◆ Provided entries:
• • • • •

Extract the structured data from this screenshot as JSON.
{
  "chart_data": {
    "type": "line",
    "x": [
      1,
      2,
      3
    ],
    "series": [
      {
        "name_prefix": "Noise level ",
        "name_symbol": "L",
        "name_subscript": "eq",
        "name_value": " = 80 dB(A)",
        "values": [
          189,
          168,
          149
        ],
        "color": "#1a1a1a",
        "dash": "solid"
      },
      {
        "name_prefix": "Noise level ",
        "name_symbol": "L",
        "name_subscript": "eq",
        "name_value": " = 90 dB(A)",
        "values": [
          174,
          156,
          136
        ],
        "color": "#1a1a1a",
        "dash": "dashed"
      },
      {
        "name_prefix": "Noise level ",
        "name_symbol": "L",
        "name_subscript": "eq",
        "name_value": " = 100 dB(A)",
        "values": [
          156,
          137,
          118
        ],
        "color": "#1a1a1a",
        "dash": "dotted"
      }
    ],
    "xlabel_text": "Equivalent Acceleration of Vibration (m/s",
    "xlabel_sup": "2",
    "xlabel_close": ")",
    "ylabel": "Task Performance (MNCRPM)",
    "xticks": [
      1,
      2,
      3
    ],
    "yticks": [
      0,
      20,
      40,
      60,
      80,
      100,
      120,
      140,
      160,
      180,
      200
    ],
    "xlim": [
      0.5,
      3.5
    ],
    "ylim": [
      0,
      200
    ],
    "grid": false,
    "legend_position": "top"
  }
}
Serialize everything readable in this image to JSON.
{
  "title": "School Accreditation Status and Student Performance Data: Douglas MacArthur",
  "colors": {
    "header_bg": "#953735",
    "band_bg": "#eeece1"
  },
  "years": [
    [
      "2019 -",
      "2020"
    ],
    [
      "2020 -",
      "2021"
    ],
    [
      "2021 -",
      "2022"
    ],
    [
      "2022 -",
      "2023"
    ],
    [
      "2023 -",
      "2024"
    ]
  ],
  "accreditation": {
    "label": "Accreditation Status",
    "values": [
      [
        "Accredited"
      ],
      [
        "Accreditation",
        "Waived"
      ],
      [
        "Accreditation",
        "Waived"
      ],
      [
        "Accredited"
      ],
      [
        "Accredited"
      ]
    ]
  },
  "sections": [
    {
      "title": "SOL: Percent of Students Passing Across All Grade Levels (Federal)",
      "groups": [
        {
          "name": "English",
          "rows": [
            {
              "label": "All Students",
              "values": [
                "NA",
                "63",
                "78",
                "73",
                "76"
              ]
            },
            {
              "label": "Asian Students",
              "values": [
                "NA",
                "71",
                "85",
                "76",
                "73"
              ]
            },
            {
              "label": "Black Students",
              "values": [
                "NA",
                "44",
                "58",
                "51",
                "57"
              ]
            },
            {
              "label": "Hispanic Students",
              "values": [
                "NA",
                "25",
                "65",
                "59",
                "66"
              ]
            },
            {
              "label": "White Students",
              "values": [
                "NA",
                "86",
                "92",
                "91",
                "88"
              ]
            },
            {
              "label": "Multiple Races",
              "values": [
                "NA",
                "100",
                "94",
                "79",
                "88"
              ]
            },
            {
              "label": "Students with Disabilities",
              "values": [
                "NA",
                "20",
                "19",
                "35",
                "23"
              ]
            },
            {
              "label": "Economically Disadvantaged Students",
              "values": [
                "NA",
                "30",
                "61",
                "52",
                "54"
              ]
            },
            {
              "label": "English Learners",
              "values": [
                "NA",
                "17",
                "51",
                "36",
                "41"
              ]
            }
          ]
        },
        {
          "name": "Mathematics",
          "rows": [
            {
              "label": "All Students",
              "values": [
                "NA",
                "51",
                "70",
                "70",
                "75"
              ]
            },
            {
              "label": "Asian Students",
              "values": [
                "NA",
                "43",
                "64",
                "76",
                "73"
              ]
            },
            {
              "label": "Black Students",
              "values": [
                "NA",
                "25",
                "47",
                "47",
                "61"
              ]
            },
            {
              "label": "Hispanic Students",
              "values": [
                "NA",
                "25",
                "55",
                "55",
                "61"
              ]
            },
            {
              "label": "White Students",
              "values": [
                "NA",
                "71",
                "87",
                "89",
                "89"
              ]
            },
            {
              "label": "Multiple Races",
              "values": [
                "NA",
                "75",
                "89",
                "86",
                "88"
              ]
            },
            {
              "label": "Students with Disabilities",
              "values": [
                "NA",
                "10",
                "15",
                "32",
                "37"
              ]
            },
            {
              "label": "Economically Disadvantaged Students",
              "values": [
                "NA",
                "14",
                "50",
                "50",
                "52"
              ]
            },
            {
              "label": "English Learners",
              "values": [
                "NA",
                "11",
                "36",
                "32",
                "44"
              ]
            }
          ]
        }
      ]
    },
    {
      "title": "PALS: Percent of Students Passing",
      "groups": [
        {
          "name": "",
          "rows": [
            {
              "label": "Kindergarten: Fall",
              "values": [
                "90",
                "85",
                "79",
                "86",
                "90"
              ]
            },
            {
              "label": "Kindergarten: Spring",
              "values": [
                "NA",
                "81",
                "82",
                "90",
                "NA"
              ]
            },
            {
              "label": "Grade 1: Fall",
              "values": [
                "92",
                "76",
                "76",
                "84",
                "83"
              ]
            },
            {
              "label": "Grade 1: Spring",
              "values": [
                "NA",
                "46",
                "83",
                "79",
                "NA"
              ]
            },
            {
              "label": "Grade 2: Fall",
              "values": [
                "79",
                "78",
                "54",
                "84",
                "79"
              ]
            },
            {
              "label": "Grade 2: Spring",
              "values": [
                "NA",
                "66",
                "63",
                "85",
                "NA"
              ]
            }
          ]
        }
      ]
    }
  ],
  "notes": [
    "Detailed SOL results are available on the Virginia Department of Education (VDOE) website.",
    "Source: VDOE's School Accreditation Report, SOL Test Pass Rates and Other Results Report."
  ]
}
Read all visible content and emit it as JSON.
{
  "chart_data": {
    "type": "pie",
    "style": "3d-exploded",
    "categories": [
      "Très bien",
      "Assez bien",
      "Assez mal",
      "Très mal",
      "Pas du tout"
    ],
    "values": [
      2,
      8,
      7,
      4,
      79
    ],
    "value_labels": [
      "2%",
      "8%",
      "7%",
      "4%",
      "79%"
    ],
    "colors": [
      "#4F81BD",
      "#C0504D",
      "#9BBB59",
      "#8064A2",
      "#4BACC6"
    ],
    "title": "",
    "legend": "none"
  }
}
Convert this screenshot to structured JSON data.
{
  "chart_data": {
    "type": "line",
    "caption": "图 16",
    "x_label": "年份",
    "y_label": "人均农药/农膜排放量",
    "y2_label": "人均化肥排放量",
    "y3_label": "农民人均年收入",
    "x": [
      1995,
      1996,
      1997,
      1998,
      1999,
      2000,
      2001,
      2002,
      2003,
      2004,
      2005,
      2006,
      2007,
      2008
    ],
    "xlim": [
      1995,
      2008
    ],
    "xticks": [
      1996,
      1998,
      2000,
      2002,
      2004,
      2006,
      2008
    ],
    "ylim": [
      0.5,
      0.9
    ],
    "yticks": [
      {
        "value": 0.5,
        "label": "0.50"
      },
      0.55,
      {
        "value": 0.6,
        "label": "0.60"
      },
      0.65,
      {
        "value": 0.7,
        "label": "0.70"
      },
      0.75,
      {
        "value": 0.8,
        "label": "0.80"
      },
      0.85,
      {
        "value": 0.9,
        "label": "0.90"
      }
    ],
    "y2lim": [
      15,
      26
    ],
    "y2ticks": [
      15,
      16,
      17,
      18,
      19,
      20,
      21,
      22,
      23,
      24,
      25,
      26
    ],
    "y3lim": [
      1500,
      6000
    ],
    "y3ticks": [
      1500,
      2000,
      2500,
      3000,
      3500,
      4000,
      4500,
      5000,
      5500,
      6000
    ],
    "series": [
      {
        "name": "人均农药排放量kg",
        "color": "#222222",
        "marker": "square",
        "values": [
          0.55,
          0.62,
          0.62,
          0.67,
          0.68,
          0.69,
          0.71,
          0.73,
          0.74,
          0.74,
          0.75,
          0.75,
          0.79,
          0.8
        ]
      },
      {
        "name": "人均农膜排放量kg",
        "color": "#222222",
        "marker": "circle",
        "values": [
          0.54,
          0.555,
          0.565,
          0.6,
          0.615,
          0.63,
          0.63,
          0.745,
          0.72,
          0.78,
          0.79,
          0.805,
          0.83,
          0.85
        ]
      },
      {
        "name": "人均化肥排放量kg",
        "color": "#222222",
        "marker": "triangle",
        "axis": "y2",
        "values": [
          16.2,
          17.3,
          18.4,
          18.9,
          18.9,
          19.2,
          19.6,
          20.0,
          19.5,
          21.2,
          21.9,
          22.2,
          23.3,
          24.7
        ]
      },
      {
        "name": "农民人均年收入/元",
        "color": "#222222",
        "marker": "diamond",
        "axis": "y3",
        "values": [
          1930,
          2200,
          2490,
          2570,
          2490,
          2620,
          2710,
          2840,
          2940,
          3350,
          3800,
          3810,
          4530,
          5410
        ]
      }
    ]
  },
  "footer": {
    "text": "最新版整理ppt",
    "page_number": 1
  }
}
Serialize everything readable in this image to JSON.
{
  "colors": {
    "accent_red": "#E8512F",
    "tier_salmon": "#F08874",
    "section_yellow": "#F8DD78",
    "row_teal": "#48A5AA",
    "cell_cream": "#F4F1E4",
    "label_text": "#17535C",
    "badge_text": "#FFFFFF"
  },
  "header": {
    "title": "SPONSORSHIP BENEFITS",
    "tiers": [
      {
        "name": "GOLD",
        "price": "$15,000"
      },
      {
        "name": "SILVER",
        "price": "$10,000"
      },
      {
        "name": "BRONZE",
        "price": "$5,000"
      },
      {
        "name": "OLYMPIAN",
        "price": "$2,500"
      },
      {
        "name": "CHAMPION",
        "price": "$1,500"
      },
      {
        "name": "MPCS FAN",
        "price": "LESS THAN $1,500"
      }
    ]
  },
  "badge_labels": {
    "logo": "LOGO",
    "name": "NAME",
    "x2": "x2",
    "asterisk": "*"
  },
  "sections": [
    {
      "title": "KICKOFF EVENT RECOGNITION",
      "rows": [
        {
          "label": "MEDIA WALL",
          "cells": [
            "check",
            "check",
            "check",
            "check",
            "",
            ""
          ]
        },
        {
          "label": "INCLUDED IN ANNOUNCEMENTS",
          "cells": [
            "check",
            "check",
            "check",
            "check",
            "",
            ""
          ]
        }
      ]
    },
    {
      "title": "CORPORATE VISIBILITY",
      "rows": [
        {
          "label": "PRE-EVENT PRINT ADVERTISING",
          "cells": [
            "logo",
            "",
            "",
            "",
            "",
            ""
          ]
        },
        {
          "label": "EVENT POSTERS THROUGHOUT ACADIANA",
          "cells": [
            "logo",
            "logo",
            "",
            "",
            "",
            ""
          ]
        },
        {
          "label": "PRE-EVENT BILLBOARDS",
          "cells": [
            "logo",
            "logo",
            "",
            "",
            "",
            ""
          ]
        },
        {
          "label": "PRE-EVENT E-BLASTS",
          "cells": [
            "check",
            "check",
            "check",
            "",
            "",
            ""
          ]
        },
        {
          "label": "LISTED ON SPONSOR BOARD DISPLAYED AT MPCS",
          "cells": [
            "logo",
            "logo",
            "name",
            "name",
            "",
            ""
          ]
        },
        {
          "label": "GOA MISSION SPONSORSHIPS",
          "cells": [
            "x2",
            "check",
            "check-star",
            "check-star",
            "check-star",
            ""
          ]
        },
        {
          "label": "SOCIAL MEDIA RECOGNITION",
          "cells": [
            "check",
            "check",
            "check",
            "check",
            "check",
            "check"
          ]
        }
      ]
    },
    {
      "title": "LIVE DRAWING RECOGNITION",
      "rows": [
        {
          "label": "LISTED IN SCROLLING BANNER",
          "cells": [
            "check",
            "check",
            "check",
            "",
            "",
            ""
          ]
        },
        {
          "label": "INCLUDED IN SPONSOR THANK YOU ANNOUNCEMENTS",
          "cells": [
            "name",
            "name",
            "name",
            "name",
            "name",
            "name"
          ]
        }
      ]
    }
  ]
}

• • • • •

◆ What you have to do: From the entries above, collect every line with the string "this" in it.

◆ Problem solution:
Extract the structured data from this screenshot as JSON.
Serialize everything readable in this image to JSON.
Convert this screenshot to structured JSON data.
Serialize everything readable in this image to JSON.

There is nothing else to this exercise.